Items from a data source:
□ □ □ □

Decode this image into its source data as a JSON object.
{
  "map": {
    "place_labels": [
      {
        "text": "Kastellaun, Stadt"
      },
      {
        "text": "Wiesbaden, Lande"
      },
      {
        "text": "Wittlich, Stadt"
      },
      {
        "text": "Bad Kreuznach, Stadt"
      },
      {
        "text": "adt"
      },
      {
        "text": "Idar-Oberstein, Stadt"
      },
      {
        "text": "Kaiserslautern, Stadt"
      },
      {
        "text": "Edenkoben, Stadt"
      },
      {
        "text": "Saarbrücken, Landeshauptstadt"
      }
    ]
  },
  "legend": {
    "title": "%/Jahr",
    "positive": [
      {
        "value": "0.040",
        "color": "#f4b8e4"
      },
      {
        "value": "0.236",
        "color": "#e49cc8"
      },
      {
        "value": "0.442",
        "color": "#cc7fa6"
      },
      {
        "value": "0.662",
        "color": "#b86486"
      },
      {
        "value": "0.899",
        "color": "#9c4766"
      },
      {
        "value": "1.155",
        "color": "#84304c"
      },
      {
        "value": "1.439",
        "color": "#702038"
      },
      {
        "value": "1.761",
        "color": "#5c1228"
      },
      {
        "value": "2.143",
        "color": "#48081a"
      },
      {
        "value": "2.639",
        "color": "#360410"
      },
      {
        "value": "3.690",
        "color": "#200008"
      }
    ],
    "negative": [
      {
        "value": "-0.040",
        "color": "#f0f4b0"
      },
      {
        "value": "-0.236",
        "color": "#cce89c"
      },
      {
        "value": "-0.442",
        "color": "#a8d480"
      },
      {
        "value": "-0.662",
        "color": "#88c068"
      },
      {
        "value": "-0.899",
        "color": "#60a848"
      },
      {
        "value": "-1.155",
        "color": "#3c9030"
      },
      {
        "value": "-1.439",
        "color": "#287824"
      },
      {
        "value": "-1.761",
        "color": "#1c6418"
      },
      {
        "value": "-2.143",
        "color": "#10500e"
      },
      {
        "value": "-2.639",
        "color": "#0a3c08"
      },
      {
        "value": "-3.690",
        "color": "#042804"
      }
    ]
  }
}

□ □ □ □

■ Task to complete
Return every line in the listing that contains the word "text".

■ The completed task
        "text": "Kastellaun, Stadt"
        "text": "Wiesbaden, Lande"
        "text": "Wittlich, Stadt"
        "text": "Bad Kreuznach, Stadt"
        "text": "adt"
        "text": "Idar-Oberstein, Stadt"
        "text": "Kaiserslautern, Stadt"
        "text": "Edenkoben, Stadt"
        "text": "Saarbrücken, Landeshauptstadt"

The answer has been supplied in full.